The proposed APL-HCG model estimates the closeness of sectoral linkages, represented by the estimated APL covariance among sectors. The APL-HCG identifies effective hub wastewater propagation chains at the national level in 2002, 2007, 2012, and 2017. The scenario analysis shows that the HWPCs outperform the WPCs of the traditional Tu’s model [7
] by 0.14%, 1.61%, 0.47%, and 0.10% for wastewater reduction in 2002, 2007, 2012, and 2017. In addition, the estimated covariances show information on the grouping of sectors, which the closeness of sector linkages within each group is substantial. Additionally, the changes in sectoral groupings reflect the dynamic process of evolving trends in sectoral linkages. The APL-HCG model is also applicable to other pollutant indicators.

● ● ● ● ● ● ●

■ PROBLEMS TO WORK ON
1 > List every percentage figure given in the passage on the APL-HCG model.
2 > Reproduce the passage on the APL-HCG model from "The proposed APL-HCG" up to and including "other pollutant indicators.".

● ● ● ● ● ● ●

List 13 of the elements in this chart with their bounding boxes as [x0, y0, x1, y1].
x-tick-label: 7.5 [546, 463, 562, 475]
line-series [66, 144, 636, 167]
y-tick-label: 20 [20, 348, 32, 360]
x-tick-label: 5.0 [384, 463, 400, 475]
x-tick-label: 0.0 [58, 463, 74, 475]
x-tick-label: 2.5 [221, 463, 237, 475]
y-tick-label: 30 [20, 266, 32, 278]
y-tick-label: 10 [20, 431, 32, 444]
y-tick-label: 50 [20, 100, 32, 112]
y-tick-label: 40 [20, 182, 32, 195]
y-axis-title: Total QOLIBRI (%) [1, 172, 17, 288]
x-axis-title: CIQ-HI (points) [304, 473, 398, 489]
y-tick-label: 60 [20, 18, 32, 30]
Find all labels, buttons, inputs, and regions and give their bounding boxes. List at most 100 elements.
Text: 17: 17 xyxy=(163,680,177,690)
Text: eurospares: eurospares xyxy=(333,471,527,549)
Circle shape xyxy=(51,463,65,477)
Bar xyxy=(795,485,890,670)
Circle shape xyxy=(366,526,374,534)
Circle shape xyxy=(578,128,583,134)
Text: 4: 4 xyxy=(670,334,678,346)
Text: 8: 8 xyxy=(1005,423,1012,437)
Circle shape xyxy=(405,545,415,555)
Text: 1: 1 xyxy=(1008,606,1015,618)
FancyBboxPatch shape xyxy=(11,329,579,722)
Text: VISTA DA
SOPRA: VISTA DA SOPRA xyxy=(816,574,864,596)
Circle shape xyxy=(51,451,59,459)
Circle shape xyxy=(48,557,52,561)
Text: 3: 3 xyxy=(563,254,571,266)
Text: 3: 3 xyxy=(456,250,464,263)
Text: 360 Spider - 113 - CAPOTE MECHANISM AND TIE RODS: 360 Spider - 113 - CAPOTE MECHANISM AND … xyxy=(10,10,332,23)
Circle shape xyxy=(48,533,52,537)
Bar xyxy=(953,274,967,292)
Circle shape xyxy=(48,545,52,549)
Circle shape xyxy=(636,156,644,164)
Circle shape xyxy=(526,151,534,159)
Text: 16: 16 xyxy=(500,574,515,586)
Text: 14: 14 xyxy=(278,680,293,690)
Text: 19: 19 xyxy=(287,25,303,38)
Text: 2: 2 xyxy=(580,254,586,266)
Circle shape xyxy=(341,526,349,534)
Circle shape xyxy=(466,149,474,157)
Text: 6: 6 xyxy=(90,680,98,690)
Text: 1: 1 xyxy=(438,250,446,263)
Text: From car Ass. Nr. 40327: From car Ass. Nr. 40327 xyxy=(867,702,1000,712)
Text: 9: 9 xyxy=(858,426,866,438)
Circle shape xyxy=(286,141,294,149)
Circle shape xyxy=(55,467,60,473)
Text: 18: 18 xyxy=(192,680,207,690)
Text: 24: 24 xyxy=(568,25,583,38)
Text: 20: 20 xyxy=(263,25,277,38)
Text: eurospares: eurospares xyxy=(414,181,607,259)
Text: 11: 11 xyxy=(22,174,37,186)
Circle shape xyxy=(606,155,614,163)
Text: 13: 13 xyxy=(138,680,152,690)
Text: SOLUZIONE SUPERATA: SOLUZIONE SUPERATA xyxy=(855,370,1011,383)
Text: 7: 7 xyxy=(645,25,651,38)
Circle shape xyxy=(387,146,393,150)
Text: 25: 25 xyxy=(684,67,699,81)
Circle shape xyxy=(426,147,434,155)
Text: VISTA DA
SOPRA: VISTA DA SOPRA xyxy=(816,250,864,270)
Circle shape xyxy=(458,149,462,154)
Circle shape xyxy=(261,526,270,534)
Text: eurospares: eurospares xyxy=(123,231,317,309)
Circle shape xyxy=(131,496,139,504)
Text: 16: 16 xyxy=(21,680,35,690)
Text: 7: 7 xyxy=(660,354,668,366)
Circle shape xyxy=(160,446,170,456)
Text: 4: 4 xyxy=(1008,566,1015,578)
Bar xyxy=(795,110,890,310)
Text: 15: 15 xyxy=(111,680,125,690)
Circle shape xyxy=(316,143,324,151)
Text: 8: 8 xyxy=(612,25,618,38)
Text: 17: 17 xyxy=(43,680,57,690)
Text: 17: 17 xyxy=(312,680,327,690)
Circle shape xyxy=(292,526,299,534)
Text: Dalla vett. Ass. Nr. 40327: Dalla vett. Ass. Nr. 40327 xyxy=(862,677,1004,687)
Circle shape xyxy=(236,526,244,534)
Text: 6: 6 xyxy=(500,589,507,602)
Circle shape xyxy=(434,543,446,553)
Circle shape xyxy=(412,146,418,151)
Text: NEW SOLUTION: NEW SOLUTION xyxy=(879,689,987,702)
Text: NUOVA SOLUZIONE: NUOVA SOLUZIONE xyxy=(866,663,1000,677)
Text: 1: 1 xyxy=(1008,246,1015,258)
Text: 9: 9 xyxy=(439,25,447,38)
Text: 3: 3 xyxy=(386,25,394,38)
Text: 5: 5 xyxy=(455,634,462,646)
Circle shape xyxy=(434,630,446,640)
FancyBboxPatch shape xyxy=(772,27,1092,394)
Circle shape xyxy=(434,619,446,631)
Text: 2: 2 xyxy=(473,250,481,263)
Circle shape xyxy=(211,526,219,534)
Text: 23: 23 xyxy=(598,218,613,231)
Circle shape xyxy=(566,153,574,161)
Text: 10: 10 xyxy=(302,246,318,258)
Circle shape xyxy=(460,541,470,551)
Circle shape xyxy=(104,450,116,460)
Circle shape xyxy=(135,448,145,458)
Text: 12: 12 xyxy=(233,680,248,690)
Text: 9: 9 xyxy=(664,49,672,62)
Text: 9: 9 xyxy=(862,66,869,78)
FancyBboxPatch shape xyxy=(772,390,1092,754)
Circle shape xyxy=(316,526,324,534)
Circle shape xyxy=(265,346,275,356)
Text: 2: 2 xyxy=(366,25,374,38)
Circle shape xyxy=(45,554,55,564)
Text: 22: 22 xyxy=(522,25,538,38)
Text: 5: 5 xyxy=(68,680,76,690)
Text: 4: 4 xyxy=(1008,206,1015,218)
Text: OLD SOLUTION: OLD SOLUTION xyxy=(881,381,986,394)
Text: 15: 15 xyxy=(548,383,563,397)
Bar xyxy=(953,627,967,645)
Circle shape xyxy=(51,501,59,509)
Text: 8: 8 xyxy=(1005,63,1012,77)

● ● ● ● ● ● ●

■ SOLUTIONS BY TASK
1 > 0.14%, 1.61%, 0.47%, 0.10%

2 >
The proposed APL-HCG model estimates the closeness of sectoral linkages, represented by the estimated APL covariance among sectors. The APL-HCG identifies effective hub wastewater propagation chains at the national level in 2002, 2007, 2012, and 2017. The scenario analysis shows that the HWPCs outperform the WPCs of the traditional Tu’s model [7
] by 0.14%, 1.61%, 0.47%, and 0.10% for wastewater reduction in 2002, 2007, 2012, and 2017. In addition, the estimated covariances show information on the grouping of sectors, which the closeness of sector linkages within each group is substantial. Additionally, the changes in sectoral groupings reflect the dynamic process of evolving trends in sectoral linkages. The APL-HCG model is also applicable to other pollutant indicators.